### What is needed
Print out each entry below exactly, please.

### Exercise material
— Start —
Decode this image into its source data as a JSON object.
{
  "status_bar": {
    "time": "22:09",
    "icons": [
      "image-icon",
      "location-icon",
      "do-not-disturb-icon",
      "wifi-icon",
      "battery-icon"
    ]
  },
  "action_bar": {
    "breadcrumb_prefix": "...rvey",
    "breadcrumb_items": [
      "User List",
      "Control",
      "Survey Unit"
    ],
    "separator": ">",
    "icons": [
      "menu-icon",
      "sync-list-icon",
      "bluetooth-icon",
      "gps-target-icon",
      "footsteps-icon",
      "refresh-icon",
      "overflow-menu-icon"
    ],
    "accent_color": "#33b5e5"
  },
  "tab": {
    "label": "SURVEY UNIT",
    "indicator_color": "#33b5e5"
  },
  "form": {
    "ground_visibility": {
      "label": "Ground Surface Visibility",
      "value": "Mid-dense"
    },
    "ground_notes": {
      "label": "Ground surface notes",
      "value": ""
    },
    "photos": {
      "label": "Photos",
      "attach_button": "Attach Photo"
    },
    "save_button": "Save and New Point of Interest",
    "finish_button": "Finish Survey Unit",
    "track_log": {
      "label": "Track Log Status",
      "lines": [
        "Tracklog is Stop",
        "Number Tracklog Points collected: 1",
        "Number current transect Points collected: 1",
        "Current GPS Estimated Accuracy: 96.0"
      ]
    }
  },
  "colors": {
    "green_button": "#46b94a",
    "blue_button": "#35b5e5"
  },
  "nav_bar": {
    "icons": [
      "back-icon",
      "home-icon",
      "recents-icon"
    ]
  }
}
— End —
### Result
Decode this image into its source data as a JSON object.
{
  "status_bar": {
    "time": "22:09",
    "icons": [
      "image-icon",
      "location-icon",
      "do-not-disturb-icon",
      "wifi-icon",
      "battery-icon"
    ]
  },
  "action_bar": {
    "breadcrumb_prefix": "...rvey",
    "breadcrumb_items": [
      "User List",
      "Control",
      "Survey Unit"
    ],
    "separator": ">",
    "icons": [
      "menu-icon",
      "sync-list-icon",
      "bluetooth-icon",
      "gps-target-icon",
      "footsteps-icon",
      "refresh-icon",
      "overflow-menu-icon"
    ],
    "accent_color": "#33b5e5"
  },
  "tab": {
    "label": "SURVEY UNIT",
    "indicator_color": "#33b5e5"
  },
  "form": {
    "ground_visibility": {
      "label": "Ground Surface Visibility",
      "value": "Mid-dense"
    },
    "ground_notes": {
      "label": "Ground surface notes",
      "value": ""
    },
    "photos": {
      "label": "Photos",
      "attach_button": "Attach Photo"
    },
    "save_button": "Save and New Point of Interest",
    "finish_button": "Finish Survey Unit",
    "track_log": {
      "label": "Track Log Status",
      "lines": [
        "Tracklog is Stop",
        "Number Tracklog Points collected: 1",
        "Number current transect Points collected: 1",
        "Current GPS Estimated Accuracy: 96.0"
      ]
    }
  },
  "colors": {
    "green_button": "#46b94a",
    "blue_button": "#35b5e5"
  },
  "nav_bar": {
    "icons": [
      "back-icon",
      "home-icon",
      "recents-icon"
    ]
  }
}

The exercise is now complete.